Dataset items:
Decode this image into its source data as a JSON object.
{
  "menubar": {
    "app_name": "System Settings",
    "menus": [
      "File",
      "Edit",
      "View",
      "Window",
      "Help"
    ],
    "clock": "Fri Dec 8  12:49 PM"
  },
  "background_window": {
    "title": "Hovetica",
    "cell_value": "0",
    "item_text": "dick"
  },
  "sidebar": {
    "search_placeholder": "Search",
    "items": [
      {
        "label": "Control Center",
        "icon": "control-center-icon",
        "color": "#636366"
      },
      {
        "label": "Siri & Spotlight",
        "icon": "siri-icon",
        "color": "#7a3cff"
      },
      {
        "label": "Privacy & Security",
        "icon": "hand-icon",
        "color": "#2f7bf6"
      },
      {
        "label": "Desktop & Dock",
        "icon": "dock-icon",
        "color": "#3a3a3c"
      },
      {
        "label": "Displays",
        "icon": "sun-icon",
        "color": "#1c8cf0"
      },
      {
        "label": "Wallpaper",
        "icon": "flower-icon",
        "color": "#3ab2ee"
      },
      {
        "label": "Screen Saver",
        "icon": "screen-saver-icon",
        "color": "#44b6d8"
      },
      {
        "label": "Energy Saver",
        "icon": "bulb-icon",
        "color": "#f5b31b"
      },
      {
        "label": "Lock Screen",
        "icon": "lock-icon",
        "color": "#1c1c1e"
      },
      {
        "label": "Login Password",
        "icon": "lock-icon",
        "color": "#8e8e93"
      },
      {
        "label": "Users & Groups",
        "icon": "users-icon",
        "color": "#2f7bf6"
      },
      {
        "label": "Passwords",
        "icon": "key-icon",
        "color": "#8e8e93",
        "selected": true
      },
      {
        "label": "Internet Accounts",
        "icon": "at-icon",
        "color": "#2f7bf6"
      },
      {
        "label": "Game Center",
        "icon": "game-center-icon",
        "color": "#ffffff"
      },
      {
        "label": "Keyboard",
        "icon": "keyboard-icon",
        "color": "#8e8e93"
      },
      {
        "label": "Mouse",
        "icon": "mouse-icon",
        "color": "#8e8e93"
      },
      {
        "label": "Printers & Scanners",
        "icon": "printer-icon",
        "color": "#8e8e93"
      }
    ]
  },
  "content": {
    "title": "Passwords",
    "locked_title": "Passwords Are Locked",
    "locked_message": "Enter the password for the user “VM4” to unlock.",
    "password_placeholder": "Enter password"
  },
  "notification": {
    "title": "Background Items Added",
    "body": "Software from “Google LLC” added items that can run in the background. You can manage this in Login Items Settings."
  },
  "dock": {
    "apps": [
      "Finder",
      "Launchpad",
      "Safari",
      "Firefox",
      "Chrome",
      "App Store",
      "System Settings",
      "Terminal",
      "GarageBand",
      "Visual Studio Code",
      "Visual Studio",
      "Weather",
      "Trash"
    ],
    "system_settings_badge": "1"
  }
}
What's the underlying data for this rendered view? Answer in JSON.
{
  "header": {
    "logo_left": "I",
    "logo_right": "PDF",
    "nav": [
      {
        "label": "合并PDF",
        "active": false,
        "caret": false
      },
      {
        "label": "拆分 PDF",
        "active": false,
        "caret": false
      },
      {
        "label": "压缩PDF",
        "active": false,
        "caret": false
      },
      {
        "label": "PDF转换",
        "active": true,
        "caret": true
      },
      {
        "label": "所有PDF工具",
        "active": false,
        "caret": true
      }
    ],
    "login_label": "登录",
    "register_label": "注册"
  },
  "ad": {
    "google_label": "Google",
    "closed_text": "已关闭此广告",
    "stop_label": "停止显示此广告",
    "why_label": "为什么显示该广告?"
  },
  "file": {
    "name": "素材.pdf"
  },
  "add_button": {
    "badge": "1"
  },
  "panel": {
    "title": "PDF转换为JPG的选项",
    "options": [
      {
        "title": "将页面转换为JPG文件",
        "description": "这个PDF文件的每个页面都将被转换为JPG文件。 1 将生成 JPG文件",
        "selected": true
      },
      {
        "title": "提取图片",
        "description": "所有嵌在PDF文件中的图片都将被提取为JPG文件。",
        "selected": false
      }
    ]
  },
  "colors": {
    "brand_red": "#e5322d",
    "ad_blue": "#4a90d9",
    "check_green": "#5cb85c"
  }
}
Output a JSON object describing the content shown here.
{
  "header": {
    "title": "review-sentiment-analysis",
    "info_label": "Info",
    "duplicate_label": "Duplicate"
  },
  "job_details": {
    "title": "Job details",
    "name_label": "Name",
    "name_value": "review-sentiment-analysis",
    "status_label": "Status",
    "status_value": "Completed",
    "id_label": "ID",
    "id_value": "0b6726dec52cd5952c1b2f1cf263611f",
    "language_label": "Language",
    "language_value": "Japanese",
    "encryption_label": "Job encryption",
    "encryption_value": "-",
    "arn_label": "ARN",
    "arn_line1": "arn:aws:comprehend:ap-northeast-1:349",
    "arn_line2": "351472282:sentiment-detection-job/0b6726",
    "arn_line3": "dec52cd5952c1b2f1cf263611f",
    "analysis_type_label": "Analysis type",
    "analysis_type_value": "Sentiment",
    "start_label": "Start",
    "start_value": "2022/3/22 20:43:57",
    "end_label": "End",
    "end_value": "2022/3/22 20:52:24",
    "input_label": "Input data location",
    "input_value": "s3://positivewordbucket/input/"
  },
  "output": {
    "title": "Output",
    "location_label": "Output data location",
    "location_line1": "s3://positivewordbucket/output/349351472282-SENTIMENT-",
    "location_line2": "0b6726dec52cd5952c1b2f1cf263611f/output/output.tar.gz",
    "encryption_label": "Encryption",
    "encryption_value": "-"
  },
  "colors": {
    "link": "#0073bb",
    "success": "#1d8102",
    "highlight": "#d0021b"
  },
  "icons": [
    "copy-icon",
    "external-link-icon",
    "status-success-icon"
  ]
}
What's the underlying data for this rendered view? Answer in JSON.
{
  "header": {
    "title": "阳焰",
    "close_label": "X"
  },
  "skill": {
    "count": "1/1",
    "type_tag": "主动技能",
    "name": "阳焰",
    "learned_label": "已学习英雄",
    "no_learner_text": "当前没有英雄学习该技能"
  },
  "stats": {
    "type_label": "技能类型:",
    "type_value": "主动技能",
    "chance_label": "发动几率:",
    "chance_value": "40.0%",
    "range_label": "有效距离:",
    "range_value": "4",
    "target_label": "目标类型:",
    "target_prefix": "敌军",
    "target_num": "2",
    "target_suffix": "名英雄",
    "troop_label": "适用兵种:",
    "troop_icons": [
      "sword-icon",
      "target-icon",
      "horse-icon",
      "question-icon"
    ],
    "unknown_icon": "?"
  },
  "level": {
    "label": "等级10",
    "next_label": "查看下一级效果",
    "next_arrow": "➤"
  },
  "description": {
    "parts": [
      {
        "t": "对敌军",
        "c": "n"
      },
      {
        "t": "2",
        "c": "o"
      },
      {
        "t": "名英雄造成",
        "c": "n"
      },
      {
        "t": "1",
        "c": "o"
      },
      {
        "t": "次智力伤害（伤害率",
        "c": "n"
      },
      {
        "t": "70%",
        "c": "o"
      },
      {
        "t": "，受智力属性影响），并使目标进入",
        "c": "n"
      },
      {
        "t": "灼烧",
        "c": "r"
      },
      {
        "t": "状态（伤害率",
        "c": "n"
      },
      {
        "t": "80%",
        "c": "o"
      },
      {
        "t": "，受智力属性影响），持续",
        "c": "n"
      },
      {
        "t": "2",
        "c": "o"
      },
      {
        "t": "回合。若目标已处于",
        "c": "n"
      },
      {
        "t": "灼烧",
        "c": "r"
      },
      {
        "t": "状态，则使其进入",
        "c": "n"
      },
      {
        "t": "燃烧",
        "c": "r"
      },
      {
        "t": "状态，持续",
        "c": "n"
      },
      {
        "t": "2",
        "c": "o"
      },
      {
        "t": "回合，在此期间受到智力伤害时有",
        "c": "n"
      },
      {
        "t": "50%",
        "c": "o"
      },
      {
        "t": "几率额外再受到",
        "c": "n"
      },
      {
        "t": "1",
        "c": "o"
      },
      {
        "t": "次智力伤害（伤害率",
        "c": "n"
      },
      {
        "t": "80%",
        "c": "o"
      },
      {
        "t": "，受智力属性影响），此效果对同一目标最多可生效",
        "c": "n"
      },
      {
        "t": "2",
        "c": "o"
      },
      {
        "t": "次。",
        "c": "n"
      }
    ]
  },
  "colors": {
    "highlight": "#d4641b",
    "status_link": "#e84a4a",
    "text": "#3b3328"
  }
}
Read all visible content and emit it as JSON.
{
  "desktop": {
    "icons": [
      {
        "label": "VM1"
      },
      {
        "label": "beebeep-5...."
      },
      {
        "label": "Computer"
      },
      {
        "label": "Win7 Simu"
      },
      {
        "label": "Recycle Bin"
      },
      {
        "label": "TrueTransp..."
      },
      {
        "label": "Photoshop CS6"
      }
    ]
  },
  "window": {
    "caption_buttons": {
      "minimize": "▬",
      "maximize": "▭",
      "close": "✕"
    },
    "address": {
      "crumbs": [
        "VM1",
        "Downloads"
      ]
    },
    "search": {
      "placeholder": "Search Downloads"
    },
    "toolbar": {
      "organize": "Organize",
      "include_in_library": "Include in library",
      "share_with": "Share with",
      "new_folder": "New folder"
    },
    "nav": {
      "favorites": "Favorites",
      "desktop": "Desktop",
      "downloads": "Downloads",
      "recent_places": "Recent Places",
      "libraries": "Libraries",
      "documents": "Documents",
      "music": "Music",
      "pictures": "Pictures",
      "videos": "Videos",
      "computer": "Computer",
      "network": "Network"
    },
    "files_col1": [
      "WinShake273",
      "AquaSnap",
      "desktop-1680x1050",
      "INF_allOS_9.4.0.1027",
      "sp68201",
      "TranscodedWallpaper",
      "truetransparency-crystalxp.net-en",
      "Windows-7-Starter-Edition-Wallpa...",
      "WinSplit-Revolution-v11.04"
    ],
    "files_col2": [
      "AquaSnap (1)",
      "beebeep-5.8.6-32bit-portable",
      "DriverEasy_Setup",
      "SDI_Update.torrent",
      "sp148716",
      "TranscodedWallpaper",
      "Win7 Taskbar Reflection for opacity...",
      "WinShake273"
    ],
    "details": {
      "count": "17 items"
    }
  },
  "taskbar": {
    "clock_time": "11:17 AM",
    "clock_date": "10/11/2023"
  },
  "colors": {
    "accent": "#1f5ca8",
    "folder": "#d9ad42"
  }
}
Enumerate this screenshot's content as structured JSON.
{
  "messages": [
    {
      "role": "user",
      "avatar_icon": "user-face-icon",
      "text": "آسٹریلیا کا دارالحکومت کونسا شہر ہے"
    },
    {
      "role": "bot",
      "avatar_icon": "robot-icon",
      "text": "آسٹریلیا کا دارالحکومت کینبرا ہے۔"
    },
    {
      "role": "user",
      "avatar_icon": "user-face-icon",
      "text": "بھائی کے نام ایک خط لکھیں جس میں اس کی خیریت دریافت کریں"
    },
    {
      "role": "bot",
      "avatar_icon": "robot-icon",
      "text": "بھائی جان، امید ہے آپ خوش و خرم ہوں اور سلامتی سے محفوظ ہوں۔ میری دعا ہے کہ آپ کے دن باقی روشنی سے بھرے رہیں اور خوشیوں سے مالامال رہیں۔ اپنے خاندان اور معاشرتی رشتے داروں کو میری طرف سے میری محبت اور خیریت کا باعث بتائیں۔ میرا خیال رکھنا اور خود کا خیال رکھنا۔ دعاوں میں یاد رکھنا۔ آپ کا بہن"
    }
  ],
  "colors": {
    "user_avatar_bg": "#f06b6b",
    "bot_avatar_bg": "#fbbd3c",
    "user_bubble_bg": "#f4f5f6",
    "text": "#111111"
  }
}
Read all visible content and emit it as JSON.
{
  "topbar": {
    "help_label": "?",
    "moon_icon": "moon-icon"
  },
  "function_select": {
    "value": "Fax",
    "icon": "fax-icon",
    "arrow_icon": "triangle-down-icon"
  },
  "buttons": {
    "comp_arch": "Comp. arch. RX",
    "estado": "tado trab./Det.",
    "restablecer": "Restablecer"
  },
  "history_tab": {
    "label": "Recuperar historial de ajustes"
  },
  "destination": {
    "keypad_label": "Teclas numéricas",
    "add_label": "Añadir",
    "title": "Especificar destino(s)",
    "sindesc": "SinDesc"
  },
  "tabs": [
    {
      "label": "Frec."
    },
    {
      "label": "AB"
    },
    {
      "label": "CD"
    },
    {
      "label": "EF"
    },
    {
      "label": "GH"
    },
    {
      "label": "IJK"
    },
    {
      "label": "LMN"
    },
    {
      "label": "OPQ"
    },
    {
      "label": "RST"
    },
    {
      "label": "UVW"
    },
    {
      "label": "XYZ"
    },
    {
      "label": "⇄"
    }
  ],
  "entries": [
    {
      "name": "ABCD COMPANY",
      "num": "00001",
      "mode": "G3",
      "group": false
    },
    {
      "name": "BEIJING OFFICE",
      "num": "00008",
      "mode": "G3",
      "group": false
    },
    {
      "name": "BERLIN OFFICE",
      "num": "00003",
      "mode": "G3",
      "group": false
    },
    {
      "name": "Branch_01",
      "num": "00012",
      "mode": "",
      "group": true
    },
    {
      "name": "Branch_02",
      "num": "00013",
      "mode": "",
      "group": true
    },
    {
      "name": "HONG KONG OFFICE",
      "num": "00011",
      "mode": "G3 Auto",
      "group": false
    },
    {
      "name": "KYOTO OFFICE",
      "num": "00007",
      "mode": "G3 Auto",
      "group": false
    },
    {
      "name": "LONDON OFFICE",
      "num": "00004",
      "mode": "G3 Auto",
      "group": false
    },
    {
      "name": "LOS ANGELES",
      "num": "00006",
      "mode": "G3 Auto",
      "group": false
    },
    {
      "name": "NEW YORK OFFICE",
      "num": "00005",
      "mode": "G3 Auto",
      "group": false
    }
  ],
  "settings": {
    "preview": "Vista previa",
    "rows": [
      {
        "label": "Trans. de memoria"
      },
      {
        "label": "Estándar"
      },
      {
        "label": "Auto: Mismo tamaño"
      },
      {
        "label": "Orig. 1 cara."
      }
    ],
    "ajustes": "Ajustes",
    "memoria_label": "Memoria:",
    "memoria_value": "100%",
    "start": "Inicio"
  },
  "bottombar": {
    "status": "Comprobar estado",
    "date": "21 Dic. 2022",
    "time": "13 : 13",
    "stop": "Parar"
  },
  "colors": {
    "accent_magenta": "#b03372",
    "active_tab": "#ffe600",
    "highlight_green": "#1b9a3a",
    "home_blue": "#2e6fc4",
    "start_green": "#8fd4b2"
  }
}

Task requirements:
Only the count is needed: the number of lines in the data that include the word "受智力属性影响".

Solution to this problem:
3